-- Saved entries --
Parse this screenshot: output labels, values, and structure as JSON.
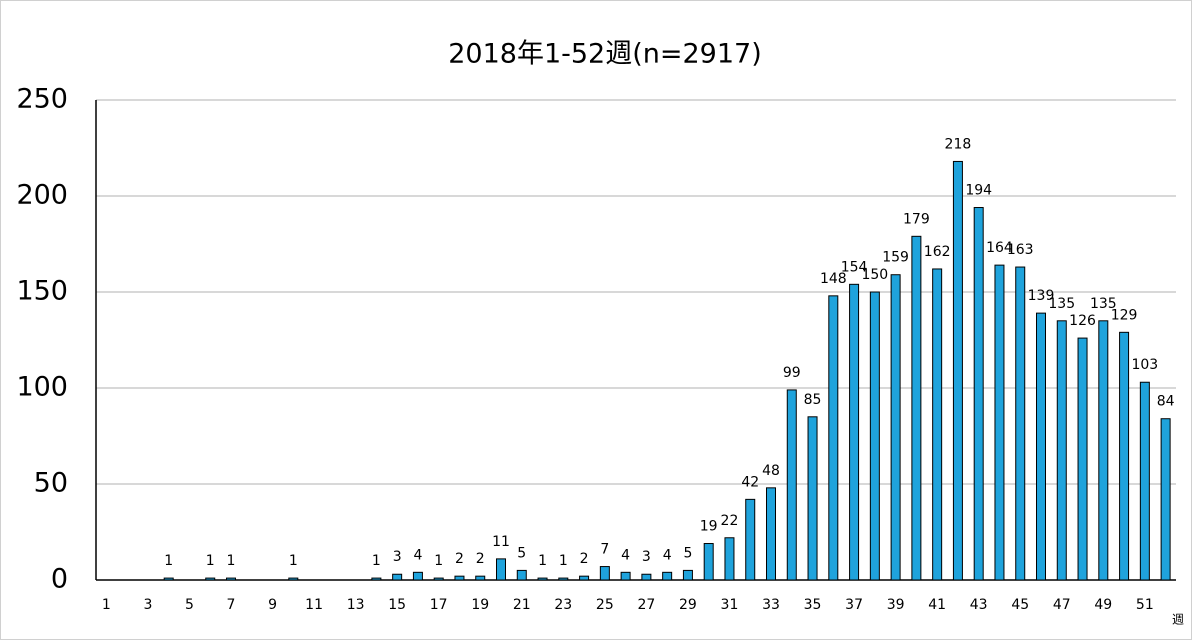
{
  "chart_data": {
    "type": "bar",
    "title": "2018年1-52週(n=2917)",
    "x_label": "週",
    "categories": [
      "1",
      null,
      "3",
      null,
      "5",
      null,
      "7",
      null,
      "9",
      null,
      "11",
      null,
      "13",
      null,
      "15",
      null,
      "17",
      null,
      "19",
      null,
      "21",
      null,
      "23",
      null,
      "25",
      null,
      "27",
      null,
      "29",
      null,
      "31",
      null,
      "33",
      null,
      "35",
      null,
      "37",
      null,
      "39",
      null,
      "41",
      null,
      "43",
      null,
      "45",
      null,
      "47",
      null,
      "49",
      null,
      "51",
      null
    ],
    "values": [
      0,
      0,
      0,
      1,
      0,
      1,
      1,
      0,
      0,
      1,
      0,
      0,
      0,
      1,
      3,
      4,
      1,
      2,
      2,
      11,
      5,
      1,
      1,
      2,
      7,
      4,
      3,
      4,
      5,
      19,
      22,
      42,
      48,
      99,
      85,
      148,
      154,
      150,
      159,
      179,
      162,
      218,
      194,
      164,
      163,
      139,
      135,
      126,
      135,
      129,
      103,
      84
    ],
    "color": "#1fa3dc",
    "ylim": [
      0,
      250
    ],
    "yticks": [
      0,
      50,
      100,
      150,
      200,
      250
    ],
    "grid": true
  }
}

-- WHAT IS ASKED --
Leave every image out, and retype the material exactly.

-- RESULT OF THIS TASK --
Parse this screenshot: output labels, values, and structure as JSON.
{
  "chart_data": {
    "type": "bar",
    "title": "2018年1-52週(n=2917)",
    "x_label": "週",
    "categories": [
      "1",
      null,
      "3",
      null,
      "5",
      null,
      "7",
      null,
      "9",
      null,
      "11",
      null,
      "13",
      null,
      "15",
      null,
      "17",
      null,
      "19",
      null,
      "21",
      null,
      "23",
      null,
      "25",
      null,
      "27",
      null,
      "29",
      null,
      "31",
      null,
      "33",
      null,
      "35",
      null,
      "37",
      null,
      "39",
      null,
      "41",
      null,
      "43",
      null,
      "45",
      null,
      "47",
      null,
      "49",
      null,
      "51",
      null
    ],
    "values": [
      0,
      0,
      0,
      1,
      0,
      1,
      1,
      0,
      0,
      1,
      0,
      0,
      0,
      1,
      3,
      4,
      1,
      2,
      2,
      11,
      5,
      1,
      1,
      2,
      7,
      4,
      3,
      4,
      5,
      19,
      22,
      42,
      48,
      99,
      85,
      148,
      154,
      150,
      159,
      179,
      162,
      218,
      194,
      164,
      163,
      139,
      135,
      126,
      135,
      129,
      103,
      84
    ],
    "color": "#1fa3dc",
    "ylim": [
      0,
      250
    ],
    "yticks": [
      0,
      50,
      100,
      150,
      200,
      250
    ],
    "grid": true
  }
}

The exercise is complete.